## Required work
Search the data for the string "impolite" and gather each line it is in.

## Data records
++++++++

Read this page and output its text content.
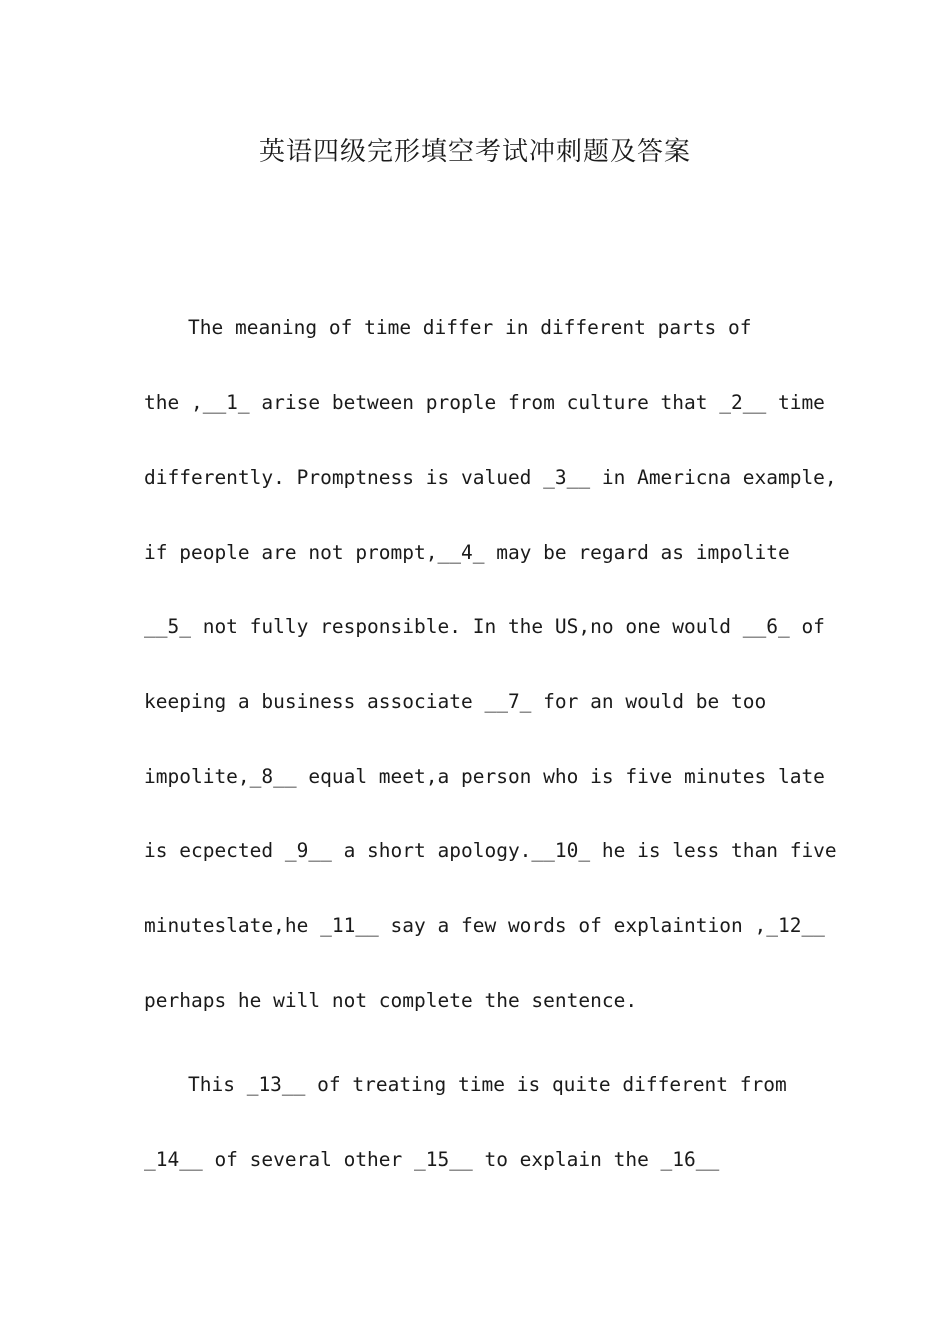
英语四级完形填空考试冲刺题及答案

The meaning of time differ in different parts of

the ,__1_ arise between prople from culture that _2__ time

differently. Promptness is valued _3__ in Americna example,

if people are not prompt,__4_ may be regard as impolite

__5_ not fully responsible. In the US,no one would __6_ of

keeping a business associate __7_ for an would be too

impolite,_8__ equal meet,a person who is five minutes late

is ecpected _9__ a short apology.__10_ he is less than five

minuteslate,he _11__ say a few words of explaintion ,_12__

perhaps he will not complete the sentence.

This _13__ of treating time is quite different from

_14__ of several other _15__ to explain the _16__
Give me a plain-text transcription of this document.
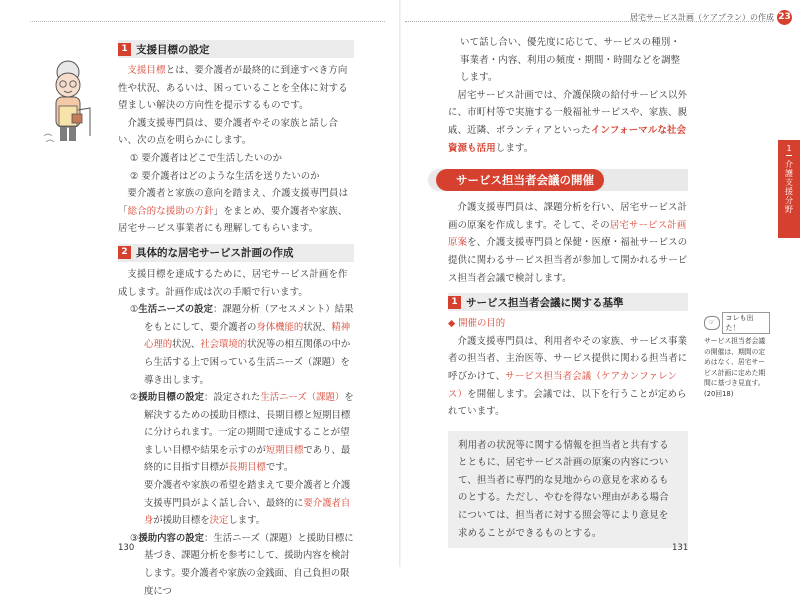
居宅サービス計画（ケアプラン）の作成 23
1
介護支援分野
1 支援目標の設定

支援目標とは、要介護者が最終的に到達すべき方向性や状況、あるいは、困っていることを全体に対する望ましい解決の方向性を提示するものです。

介護支援専門員は、要介護者やその家族と話し合い、次の点を明らかにします。

① 要介護者はどこで生活したいのか
② 要介護者はどのような生活を送りたいのか

要介護者と家族の意向を踏まえ、介護支援専門員は「総合的な援助の方針」をまとめ、要介護者や家族、居宅サービス事業者にも理解してもらいます。

2 具体的な居宅サービス計画の作成

支援目標を達成するために、居宅サービス計画を作成します。計画作成は次の手順で行います。

①生活ニーズの設定：課題分析（アセスメント）結果をもとにして、要介護者の身体機能的状況、精神心理的状況、社会環境的状況等の相互関係の中から生活する上で困っている生活ニーズ（課題）を導き出します。
②援助目標の設定：設定された生活ニーズ（課題）を解決するための援助目標は、長期目標と短期目標に分けられます。一定の期間で達成することが望ましい目標や結果を示すのが短期目標であり、最終的に目指す目標が長期目標です。
要介護者や家族の希望を踏まえて要介護者と介護支援専門員がよく話し合い、最終的に要介護者自身が援助目標を決定します。
③援助内容の設定：生活ニーズ（課題）と援助目標に基づき、課題分析を参考にして、援助内容を検討します。要介護者や家族の金銭面、自己負担の限度につ
130

いて話し合い、優先度に応じて、サービスの種別・事業者・内容、利用の頻度・期間・時間などを調整します。

居宅サービス計画では、介護保険の給付サービス以外に、市町村等で実施する一般福祉サービスや、家族、親戚、近隣、ボランティアといったインフォーマルな社会資源も活用します。

サービス担当者会議の開催

介護支援専門員は、課題分析を行い、居宅サービス計画の原案を作成します。そして、その居宅サービス計画原案を、介護支援専門員と保健・医療・福祉サービスの提供に関わるサービス担当者が参加して開かれるサービス担当者会議で検討します。

1 サービス担当者会議に関する基準
◆ 開催の目的

介護支援専門員は、利用者やその家族、サービス事業者の担当者、主治医等、サービス提供に関わる担当者に呼びかけて、サービス担当者会議（ケアカンファレンス）を開催します。会議では、以下を行うことが定められています。

利用者の状況等に関する情報を担当者と共有するとともに、居宅サービス計画の原案の内容について、担当者に専門的な見地からの意見を求めるものとする。ただし、やむを得ない理由がある場合については、担当者に対する照会等により意見を求めることができるものとする。

131
☞
コレも出た！
サービス担当者会議の開催は、期間の定めはなく、居宅サービス計画に定めた期間に基づき見直す。(20回18)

++++++++

## Response for this exercise
if people are not prompt,__4_ may be regard as impolite
impolite,_8__ equal meet,a person who is five minutes late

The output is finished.